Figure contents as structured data
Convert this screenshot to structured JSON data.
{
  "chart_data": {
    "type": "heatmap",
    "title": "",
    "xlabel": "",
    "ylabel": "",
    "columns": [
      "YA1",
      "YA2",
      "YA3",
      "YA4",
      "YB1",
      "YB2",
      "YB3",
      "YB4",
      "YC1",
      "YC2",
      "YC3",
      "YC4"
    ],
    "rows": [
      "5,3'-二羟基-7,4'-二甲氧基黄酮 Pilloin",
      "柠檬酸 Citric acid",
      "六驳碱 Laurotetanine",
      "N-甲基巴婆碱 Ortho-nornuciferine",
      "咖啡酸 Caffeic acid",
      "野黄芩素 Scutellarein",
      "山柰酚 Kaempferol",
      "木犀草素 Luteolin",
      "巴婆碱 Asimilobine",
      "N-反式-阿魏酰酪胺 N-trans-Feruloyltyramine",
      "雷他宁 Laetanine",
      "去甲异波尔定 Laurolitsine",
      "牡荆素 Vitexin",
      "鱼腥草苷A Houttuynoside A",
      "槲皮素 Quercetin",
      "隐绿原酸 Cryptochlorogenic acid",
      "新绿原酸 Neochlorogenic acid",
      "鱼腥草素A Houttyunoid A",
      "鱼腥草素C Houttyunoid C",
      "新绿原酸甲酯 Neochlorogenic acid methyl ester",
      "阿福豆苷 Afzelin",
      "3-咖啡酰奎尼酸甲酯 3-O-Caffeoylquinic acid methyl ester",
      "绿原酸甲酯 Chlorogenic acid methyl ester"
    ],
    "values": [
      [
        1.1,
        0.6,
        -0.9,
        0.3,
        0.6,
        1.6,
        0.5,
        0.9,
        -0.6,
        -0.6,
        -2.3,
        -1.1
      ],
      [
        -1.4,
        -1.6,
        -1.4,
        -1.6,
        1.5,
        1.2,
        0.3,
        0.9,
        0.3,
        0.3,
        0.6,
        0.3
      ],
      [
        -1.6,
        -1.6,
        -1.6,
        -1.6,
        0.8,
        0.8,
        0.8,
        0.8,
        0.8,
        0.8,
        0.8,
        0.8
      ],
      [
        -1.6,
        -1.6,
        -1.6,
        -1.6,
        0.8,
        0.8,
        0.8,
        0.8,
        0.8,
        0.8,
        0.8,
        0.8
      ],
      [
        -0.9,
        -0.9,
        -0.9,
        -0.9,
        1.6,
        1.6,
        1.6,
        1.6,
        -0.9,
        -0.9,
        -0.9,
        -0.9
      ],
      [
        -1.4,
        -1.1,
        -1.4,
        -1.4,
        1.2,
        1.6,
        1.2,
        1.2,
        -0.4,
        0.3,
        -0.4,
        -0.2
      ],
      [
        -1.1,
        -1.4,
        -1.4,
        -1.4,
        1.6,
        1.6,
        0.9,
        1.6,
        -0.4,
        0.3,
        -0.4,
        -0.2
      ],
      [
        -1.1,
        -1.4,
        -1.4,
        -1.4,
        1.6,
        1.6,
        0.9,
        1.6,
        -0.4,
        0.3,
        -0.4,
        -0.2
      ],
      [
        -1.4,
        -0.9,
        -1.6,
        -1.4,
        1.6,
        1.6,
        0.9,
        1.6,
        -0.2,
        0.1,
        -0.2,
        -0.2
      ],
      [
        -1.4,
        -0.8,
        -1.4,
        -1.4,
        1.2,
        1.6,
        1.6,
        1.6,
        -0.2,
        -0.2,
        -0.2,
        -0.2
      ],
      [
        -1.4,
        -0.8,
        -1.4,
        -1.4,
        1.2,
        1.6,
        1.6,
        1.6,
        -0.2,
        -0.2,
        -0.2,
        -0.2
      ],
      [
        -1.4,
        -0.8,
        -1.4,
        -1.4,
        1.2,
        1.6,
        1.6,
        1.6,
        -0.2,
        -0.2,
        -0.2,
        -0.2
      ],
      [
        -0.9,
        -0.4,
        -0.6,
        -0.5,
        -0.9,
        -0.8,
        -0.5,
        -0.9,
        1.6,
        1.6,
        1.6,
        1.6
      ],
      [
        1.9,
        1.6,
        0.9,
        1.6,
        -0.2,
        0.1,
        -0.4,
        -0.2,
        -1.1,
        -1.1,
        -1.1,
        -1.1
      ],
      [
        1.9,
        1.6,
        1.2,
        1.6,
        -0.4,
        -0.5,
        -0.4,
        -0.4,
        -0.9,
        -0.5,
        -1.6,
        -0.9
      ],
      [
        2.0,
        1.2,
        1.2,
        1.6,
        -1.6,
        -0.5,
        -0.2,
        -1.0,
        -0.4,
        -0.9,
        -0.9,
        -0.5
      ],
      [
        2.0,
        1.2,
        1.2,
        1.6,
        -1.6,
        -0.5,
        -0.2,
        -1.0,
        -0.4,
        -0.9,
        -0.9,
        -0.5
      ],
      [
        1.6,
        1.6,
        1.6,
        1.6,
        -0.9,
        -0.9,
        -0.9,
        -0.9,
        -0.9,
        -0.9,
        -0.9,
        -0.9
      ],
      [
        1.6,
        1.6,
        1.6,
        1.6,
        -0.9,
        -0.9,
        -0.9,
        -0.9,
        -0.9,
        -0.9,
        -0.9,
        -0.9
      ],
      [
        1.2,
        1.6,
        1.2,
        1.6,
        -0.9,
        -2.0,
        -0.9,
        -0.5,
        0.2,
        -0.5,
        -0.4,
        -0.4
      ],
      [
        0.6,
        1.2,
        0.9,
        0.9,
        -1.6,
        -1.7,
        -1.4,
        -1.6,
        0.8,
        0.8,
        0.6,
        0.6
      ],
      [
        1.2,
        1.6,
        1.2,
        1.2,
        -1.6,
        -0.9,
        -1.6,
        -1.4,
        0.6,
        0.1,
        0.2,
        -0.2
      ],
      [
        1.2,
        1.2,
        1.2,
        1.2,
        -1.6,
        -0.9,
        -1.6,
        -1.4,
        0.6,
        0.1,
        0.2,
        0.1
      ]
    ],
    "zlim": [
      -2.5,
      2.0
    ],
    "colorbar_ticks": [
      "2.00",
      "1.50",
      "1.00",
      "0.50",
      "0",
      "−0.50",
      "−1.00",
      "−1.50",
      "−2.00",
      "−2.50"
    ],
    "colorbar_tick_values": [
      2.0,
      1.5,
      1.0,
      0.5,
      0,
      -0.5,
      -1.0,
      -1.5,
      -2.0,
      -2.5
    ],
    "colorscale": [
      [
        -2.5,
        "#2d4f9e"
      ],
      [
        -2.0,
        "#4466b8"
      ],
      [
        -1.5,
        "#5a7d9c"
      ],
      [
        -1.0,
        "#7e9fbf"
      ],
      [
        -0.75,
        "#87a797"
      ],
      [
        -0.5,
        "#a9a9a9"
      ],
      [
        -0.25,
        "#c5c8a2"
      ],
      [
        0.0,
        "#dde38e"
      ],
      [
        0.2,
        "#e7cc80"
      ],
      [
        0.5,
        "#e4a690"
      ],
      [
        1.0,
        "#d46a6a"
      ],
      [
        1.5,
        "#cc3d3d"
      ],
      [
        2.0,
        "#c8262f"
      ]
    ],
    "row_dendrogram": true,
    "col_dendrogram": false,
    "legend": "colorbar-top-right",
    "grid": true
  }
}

:: Exercise description ::
Set all of the records down again, exactly as they stand.

:: Expected answer ::
Convert this screenshot to structured JSON data.
{
  "chart_data": {
    "type": "heatmap",
    "title": "",
    "xlabel": "",
    "ylabel": "",
    "columns": [
      "YA1",
      "YA2",
      "YA3",
      "YA4",
      "YB1",
      "YB2",
      "YB3",
      "YB4",
      "YC1",
      "YC2",
      "YC3",
      "YC4"
    ],
    "rows": [
      "5,3'-二羟基-7,4'-二甲氧基黄酮 Pilloin",
      "柠檬酸 Citric acid",
      "六驳碱 Laurotetanine",
      "N-甲基巴婆碱 Ortho-nornuciferine",
      "咖啡酸 Caffeic acid",
      "野黄芩素 Scutellarein",
      "山柰酚 Kaempferol",
      "木犀草素 Luteolin",
      "巴婆碱 Asimilobine",
      "N-反式-阿魏酰酪胺 N-trans-Feruloyltyramine",
      "雷他宁 Laetanine",
      "去甲异波尔定 Laurolitsine",
      "牡荆素 Vitexin",
      "鱼腥草苷A Houttuynoside A",
      "槲皮素 Quercetin",
      "隐绿原酸 Cryptochlorogenic acid",
      "新绿原酸 Neochlorogenic acid",
      "鱼腥草素A Houttyunoid A",
      "鱼腥草素C Houttyunoid C",
      "新绿原酸甲酯 Neochlorogenic acid methyl ester",
      "阿福豆苷 Afzelin",
      "3-咖啡酰奎尼酸甲酯 3-O-Caffeoylquinic acid methyl ester",
      "绿原酸甲酯 Chlorogenic acid methyl ester"
    ],
    "values": [
      [
        1.1,
        0.6,
        -0.9,
        0.3,
        0.6,
        1.6,
        0.5,
        0.9,
        -0.6,
        -0.6,
        -2.3,
        -1.1
      ],
      [
        -1.4,
        -1.6,
        -1.4,
        -1.6,
        1.5,
        1.2,
        0.3,
        0.9,
        0.3,
        0.3,
        0.6,
        0.3
      ],
      [
        -1.6,
        -1.6,
        -1.6,
        -1.6,
        0.8,
        0.8,
        0.8,
        0.8,
        0.8,
        0.8,
        0.8,
        0.8
      ],
      [
        -1.6,
        -1.6,
        -1.6,
        -1.6,
        0.8,
        0.8,
        0.8,
        0.8,
        0.8,
        0.8,
        0.8,
        0.8
      ],
      [
        -0.9,
        -0.9,
        -0.9,
        -0.9,
        1.6,
        1.6,
        1.6,
        1.6,
        -0.9,
        -0.9,
        -0.9,
        -0.9
      ],
      [
        -1.4,
        -1.1,
        -1.4,
        -1.4,
        1.2,
        1.6,
        1.2,
        1.2,
        -0.4,
        0.3,
        -0.4,
        -0.2
      ],
      [
        -1.1,
        -1.4,
        -1.4,
        -1.4,
        1.6,
        1.6,
        0.9,
        1.6,
        -0.4,
        0.3,
        -0.4,
        -0.2
      ],
      [
        -1.1,
        -1.4,
        -1.4,
        -1.4,
        1.6,
        1.6,
        0.9,
        1.6,
        -0.4,
        0.3,
        -0.4,
        -0.2
      ],
      [
        -1.4,
        -0.9,
        -1.6,
        -1.4,
        1.6,
        1.6,
        0.9,
        1.6,
        -0.2,
        0.1,
        -0.2,
        -0.2
      ],
      [
        -1.4,
        -0.8,
        -1.4,
        -1.4,
        1.2,
        1.6,
        1.6,
        1.6,
        -0.2,
        -0.2,
        -0.2,
        -0.2
      ],
      [
        -1.4,
        -0.8,
        -1.4,
        -1.4,
        1.2,
        1.6,
        1.6,
        1.6,
        -0.2,
        -0.2,
        -0.2,
        -0.2
      ],
      [
        -1.4,
        -0.8,
        -1.4,
        -1.4,
        1.2,
        1.6,
        1.6,
        1.6,
        -0.2,
        -0.2,
        -0.2,
        -0.2
      ],
      [
        -0.9,
        -0.4,
        -0.6,
        -0.5,
        -0.9,
        -0.8,
        -0.5,
        -0.9,
        1.6,
        1.6,
        1.6,
        1.6
      ],
      [
        1.9,
        1.6,
        0.9,
        1.6,
        -0.2,
        0.1,
        -0.4,
        -0.2,
        -1.1,
        -1.1,
        -1.1,
        -1.1
      ],
      [
        1.9,
        1.6,
        1.2,
        1.6,
        -0.4,
        -0.5,
        -0.4,
        -0.4,
        -0.9,
        -0.5,
        -1.6,
        -0.9
      ],
      [
        2.0,
        1.2,
        1.2,
        1.6,
        -1.6,
        -0.5,
        -0.2,
        -1.0,
        -0.4,
        -0.9,
        -0.9,
        -0.5
      ],
      [
        2.0,
        1.2,
        1.2,
        1.6,
        -1.6,
        -0.5,
        -0.2,
        -1.0,
        -0.4,
        -0.9,
        -0.9,
        -0.5
      ],
      [
        1.6,
        1.6,
        1.6,
        1.6,
        -0.9,
        -0.9,
        -0.9,
        -0.9,
        -0.9,
        -0.9,
        -0.9,
        -0.9
      ],
      [
        1.6,
        1.6,
        1.6,
        1.6,
        -0.9,
        -0.9,
        -0.9,
        -0.9,
        -0.9,
        -0.9,
        -0.9,
        -0.9
      ],
      [
        1.2,
        1.6,
        1.2,
        1.6,
        -0.9,
        -2.0,
        -0.9,
        -0.5,
        0.2,
        -0.5,
        -0.4,
        -0.4
      ],
      [
        0.6,
        1.2,
        0.9,
        0.9,
        -1.6,
        -1.7,
        -1.4,
        -1.6,
        0.8,
        0.8,
        0.6,
        0.6
      ],
      [
        1.2,
        1.6,
        1.2,
        1.2,
        -1.6,
        -0.9,
        -1.6,
        -1.4,
        0.6,
        0.1,
        0.2,
        -0.2
      ],
      [
        1.2,
        1.2,
        1.2,
        1.2,
        -1.6,
        -0.9,
        -1.6,
        -1.4,
        0.6,
        0.1,
        0.2,
        0.1
      ]
    ],
    "zlim": [
      -2.5,
      2.0
    ],
    "colorbar_ticks": [
      "2.00",
      "1.50",
      "1.00",
      "0.50",
      "0",
      "−0.50",
      "−1.00",
      "−1.50",
      "−2.00",
      "−2.50"
    ],
    "colorbar_tick_values": [
      2.0,
      1.5,
      1.0,
      0.5,
      0,
      -0.5,
      -1.0,
      -1.5,
      -2.0,
      -2.5
    ],
    "colorscale": [
      [
        -2.5,
        "#2d4f9e"
      ],
      [
        -2.0,
        "#4466b8"
      ],
      [
        -1.5,
        "#5a7d9c"
      ],
      [
        -1.0,
        "#7e9fbf"
      ],
      [
        -0.75,
        "#87a797"
      ],
      [
        -0.5,
        "#a9a9a9"
      ],
      [
        -0.25,
        "#c5c8a2"
      ],
      [
        0.0,
        "#dde38e"
      ],
      [
        0.2,
        "#e7cc80"
      ],
      [
        0.5,
        "#e4a690"
      ],
      [
        1.0,
        "#d46a6a"
      ],
      [
        1.5,
        "#cc3d3d"
      ],
      [
        2.0,
        "#c8262f"
      ]
    ],
    "row_dendrogram": true,
    "col_dendrogram": false,
    "legend": "colorbar-top-right",
    "grid": true
  }
}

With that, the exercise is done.